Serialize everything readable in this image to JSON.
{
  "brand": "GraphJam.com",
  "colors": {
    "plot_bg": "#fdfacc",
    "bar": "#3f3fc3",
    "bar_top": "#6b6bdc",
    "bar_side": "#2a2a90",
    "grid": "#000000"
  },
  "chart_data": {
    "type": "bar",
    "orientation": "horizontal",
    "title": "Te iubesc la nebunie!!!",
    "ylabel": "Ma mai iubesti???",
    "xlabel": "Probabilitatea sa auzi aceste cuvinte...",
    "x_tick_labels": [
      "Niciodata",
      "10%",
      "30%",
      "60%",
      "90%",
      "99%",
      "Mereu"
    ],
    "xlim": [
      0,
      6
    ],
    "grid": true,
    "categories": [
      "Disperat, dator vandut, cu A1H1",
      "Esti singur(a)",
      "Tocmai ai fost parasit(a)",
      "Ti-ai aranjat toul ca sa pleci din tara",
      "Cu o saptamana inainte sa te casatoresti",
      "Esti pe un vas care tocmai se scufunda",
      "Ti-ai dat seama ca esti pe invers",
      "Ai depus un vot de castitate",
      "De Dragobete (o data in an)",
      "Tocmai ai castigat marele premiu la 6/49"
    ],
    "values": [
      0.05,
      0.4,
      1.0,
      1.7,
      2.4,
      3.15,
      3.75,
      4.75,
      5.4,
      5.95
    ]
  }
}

★ ★ ★

Your instructions: Copy the material above verbatim.

Solution for this exercise:
Serialize everything readable in this image to JSON.
{
  "brand": "GraphJam.com",
  "colors": {
    "plot_bg": "#fdfacc",
    "bar": "#3f3fc3",
    "bar_top": "#6b6bdc",
    "bar_side": "#2a2a90",
    "grid": "#000000"
  },
  "chart_data": {
    "type": "bar",
    "orientation": "horizontal",
    "title": "Te iubesc la nebunie!!!",
    "ylabel": "Ma mai iubesti???",
    "xlabel": "Probabilitatea sa auzi aceste cuvinte...",
    "x_tick_labels": [
      "Niciodata",
      "10%",
      "30%",
      "60%",
      "90%",
      "99%",
      "Mereu"
    ],
    "xlim": [
      0,
      6
    ],
    "grid": true,
    "categories": [
      "Disperat, dator vandut, cu A1H1",
      "Esti singur(a)",
      "Tocmai ai fost parasit(a)",
      "Ti-ai aranjat toul ca sa pleci din tara",
      "Cu o saptamana inainte sa te casatoresti",
      "Esti pe un vas care tocmai se scufunda",
      "Ti-ai dat seama ca esti pe invers",
      "Ai depus un vot de castitate",
      "De Dragobete (o data in an)",
      "Tocmai ai castigat marele premiu la 6/49"
    ],
    "values": [
      0.05,
      0.4,
      1.0,
      1.7,
      2.4,
      3.15,
      3.75,
      4.75,
      5.4,
      5.95
    ]
  }
}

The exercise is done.